[Stored data]

------------------------

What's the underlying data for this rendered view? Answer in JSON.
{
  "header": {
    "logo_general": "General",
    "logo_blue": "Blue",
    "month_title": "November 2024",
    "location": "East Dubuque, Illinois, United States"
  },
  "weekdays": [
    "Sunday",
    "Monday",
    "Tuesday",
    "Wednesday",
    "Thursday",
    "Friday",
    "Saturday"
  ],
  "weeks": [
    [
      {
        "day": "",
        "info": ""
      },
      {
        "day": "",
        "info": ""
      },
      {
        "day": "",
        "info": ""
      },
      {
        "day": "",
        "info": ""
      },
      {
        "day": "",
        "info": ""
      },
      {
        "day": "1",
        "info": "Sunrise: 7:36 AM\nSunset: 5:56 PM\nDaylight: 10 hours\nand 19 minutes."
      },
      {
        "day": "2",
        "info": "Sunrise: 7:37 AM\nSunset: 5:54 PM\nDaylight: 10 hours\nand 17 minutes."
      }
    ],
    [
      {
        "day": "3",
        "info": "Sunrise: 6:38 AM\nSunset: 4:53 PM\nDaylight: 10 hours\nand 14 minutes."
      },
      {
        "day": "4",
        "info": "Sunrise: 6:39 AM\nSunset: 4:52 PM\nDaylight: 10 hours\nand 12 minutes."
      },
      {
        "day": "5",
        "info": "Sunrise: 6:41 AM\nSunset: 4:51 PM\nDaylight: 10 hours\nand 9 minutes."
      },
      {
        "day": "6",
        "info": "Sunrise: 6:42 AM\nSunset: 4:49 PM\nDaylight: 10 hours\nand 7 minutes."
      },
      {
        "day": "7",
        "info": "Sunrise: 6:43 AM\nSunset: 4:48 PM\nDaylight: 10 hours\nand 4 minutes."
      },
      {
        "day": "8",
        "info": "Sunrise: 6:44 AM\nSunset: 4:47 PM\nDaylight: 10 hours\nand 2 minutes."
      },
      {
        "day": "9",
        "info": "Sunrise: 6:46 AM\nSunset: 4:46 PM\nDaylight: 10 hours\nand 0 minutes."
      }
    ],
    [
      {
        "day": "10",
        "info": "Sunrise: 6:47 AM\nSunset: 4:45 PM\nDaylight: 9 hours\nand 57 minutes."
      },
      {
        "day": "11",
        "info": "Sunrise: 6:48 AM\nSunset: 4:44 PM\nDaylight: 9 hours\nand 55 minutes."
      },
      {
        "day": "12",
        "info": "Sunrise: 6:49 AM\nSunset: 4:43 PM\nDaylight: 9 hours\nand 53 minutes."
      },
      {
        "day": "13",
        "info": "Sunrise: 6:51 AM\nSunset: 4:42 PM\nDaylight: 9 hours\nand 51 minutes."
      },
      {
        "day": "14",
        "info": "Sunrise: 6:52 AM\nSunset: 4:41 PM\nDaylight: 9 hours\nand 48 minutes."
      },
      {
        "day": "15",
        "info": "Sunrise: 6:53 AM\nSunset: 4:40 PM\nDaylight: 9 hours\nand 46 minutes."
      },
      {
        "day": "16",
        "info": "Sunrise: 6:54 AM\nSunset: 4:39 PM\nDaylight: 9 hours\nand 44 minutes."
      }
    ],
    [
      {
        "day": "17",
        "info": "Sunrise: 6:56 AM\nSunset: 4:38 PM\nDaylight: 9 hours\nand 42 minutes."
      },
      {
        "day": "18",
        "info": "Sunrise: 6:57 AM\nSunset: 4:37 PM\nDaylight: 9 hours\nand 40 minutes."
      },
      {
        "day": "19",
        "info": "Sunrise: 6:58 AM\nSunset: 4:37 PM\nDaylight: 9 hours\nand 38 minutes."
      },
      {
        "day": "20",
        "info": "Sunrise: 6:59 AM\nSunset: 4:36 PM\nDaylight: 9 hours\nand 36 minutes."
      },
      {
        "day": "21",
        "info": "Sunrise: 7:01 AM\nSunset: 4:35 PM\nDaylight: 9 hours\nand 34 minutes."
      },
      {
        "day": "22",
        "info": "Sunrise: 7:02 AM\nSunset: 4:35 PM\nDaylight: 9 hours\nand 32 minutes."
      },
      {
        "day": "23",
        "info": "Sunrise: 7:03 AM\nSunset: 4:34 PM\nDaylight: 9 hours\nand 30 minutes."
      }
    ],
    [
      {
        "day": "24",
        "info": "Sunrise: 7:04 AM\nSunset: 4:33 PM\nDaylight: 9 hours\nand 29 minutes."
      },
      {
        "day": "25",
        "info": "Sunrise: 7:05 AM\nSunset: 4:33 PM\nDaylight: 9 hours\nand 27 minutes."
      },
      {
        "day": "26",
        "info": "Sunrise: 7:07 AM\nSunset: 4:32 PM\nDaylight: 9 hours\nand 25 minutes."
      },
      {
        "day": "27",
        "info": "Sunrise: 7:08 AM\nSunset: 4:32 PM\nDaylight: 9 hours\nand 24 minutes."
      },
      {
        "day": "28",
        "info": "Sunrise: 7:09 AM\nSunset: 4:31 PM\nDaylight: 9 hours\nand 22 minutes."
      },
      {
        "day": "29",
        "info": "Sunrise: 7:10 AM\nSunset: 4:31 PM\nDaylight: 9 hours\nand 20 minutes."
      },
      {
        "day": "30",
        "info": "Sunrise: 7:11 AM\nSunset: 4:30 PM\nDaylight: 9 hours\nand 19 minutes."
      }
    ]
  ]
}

------------------------

GOAL: Write out every entry again, keeping each line exactly the same.

RESULT:
What's the underlying data for this rendered view? Answer in JSON.
{
  "header": {
    "logo_general": "General",
    "logo_blue": "Blue",
    "month_title": "November 2024",
    "location": "East Dubuque, Illinois, United States"
  },
  "weekdays": [
    "Sunday",
    "Monday",
    "Tuesday",
    "Wednesday",
    "Thursday",
    "Friday",
    "Saturday"
  ],
  "weeks": [
    [
      {
        "day": "",
        "info": ""
      },
      {
        "day": "",
        "info": ""
      },
      {
        "day": "",
        "info": ""
      },
      {
        "day": "",
        "info": ""
      },
      {
        "day": "",
        "info": ""
      },
      {
        "day": "1",
        "info": "Sunrise: 7:36 AM\nSunset: 5:56 PM\nDaylight: 10 hours\nand 19 minutes."
      },
      {
        "day": "2",
        "info": "Sunrise: 7:37 AM\nSunset: 5:54 PM\nDaylight: 10 hours\nand 17 minutes."
      }
    ],
    [
      {
        "day": "3",
        "info": "Sunrise: 6:38 AM\nSunset: 4:53 PM\nDaylight: 10 hours\nand 14 minutes."
      },
      {
        "day": "4",
        "info": "Sunrise: 6:39 AM\nSunset: 4:52 PM\nDaylight: 10 hours\nand 12 minutes."
      },
      {
        "day": "5",
        "info": "Sunrise: 6:41 AM\nSunset: 4:51 PM\nDaylight: 10 hours\nand 9 minutes."
      },
      {
        "day": "6",
        "info": "Sunrise: 6:42 AM\nSunset: 4:49 PM\nDaylight: 10 hours\nand 7 minutes."
      },
      {
        "day": "7",
        "info": "Sunrise: 6:43 AM\nSunset: 4:48 PM\nDaylight: 10 hours\nand 4 minutes."
      },
      {
        "day": "8",
        "info": "Sunrise: 6:44 AM\nSunset: 4:47 PM\nDaylight: 10 hours\nand 2 minutes."
      },
      {
        "day": "9",
        "info": "Sunrise: 6:46 AM\nSunset: 4:46 PM\nDaylight: 10 hours\nand 0 minutes."
      }
    ],
    [
      {
        "day": "10",
        "info": "Sunrise: 6:47 AM\nSunset: 4:45 PM\nDaylight: 9 hours\nand 57 minutes."
      },
      {
        "day": "11",
        "info": "Sunrise: 6:48 AM\nSunset: 4:44 PM\nDaylight: 9 hours\nand 55 minutes."
      },
      {
        "day": "12",
        "info": "Sunrise: 6:49 AM\nSunset: 4:43 PM\nDaylight: 9 hours\nand 53 minutes."
      },
      {
        "day": "13",
        "info": "Sunrise: 6:51 AM\nSunset: 4:42 PM\nDaylight: 9 hours\nand 51 minutes."
      },
      {
        "day": "14",
        "info": "Sunrise: 6:52 AM\nSunset: 4:41 PM\nDaylight: 9 hours\nand 48 minutes."
      },
      {
        "day": "15",
        "info": "Sunrise: 6:53 AM\nSunset: 4:40 PM\nDaylight: 9 hours\nand 46 minutes."
      },
      {
        "day": "16",
        "info": "Sunrise: 6:54 AM\nSunset: 4:39 PM\nDaylight: 9 hours\nand 44 minutes."
      }
    ],
    [
      {
        "day": "17",
        "info": "Sunrise: 6:56 AM\nSunset: 4:38 PM\nDaylight: 9 hours\nand 42 minutes."
      },
      {
        "day": "18",
        "info": "Sunrise: 6:57 AM\nSunset: 4:37 PM\nDaylight: 9 hours\nand 40 minutes."
      },
      {
        "day": "19",
        "info": "Sunrise: 6:58 AM\nSunset: 4:37 PM\nDaylight: 9 hours\nand 38 minutes."
      },
      {
        "day": "20",
        "info": "Sunrise: 6:59 AM\nSunset: 4:36 PM\nDaylight: 9 hours\nand 36 minutes."
      },
      {
        "day": "21",
        "info": "Sunrise: 7:01 AM\nSunset: 4:35 PM\nDaylight: 9 hours\nand 34 minutes."
      },
      {
        "day": "22",
        "info": "Sunrise: 7:02 AM\nSunset: 4:35 PM\nDaylight: 9 hours\nand 32 minutes."
      },
      {
        "day": "23",
        "info": "Sunrise: 7:03 AM\nSunset: 4:34 PM\nDaylight: 9 hours\nand 30 minutes."
      }
    ],
    [
      {
        "day": "24",
        "info": "Sunrise: 7:04 AM\nSunset: 4:33 PM\nDaylight: 9 hours\nand 29 minutes."
      },
      {
        "day": "25",
        "info": "Sunrise: 7:05 AM\nSunset: 4:33 PM\nDaylight: 9 hours\nand 27 minutes."
      },
      {
        "day": "26",
        "info": "Sunrise: 7:07 AM\nSunset: 4:32 PM\nDaylight: 9 hours\nand 25 minutes."
      },
      {
        "day": "27",
        "info": "Sunrise: 7:08 AM\nSunset: 4:32 PM\nDaylight: 9 hours\nand 24 minutes."
      },
      {
        "day": "28",
        "info": "Sunrise: 7:09 AM\nSunset: 4:31 PM\nDaylight: 9 hours\nand 22 minutes."
      },
      {
        "day": "29",
        "info": "Sunrise: 7:10 AM\nSunset: 4:31 PM\nDaylight: 9 hours\nand 20 minutes."
      },
      {
        "day": "30",
        "info": "Sunrise: 7:11 AM\nSunset: 4:30 PM\nDaylight: 9 hours\nand 19 minutes."
      }
    ]
  ]
}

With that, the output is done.